### EXERCISE DETAILS
Pull out every line of the listing below where "Įvykdyti" appears.

== PROVIDED MATERIAL

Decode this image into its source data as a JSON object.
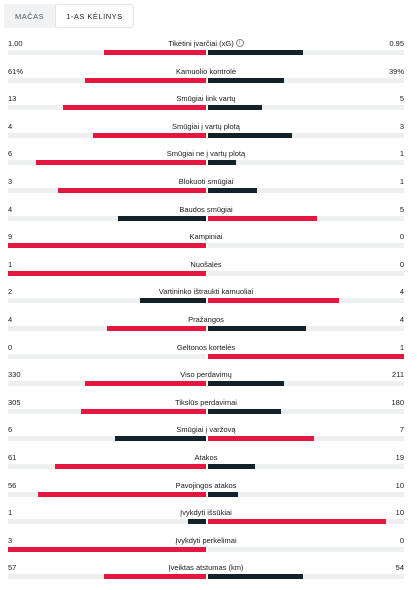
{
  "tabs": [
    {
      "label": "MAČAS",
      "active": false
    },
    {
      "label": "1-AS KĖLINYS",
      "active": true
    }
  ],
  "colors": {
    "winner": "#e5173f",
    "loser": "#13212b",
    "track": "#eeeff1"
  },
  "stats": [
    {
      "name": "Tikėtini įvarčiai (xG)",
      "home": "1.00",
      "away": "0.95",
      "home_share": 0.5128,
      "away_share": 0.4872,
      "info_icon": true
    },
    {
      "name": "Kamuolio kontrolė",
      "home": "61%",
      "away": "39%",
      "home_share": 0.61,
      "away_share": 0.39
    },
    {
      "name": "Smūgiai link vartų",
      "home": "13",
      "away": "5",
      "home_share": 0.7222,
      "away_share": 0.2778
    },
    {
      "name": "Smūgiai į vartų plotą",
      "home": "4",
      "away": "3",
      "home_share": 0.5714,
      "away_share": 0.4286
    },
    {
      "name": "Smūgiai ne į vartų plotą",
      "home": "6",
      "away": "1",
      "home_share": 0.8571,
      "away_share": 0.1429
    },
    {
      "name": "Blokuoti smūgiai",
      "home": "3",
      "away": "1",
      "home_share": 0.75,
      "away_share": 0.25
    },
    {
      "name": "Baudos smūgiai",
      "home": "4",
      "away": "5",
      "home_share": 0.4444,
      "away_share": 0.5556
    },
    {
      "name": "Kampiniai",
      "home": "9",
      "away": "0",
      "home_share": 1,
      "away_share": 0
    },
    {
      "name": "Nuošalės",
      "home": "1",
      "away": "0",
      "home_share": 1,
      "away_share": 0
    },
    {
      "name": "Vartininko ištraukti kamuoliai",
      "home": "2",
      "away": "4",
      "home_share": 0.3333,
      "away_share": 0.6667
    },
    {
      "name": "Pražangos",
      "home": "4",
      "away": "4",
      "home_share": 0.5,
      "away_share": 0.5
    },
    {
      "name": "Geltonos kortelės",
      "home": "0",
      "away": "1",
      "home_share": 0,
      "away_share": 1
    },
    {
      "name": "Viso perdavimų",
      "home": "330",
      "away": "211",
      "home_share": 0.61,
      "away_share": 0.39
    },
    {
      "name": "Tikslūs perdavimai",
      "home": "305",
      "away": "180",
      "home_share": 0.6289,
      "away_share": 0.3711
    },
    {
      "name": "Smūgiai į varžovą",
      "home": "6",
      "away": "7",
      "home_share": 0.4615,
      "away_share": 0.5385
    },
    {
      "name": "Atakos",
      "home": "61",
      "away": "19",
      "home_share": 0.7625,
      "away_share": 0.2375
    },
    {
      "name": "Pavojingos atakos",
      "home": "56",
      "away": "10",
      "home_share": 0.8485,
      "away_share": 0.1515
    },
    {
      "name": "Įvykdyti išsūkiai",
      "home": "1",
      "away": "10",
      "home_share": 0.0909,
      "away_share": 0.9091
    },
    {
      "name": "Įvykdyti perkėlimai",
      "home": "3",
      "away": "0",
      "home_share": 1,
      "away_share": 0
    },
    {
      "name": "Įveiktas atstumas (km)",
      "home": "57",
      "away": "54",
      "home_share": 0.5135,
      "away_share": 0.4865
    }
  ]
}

====

### OUTPUT FOR THIS TASK
      "name": "Įvykdyti išsūkiai",
      "name": "Įvykdyti perkėlimai",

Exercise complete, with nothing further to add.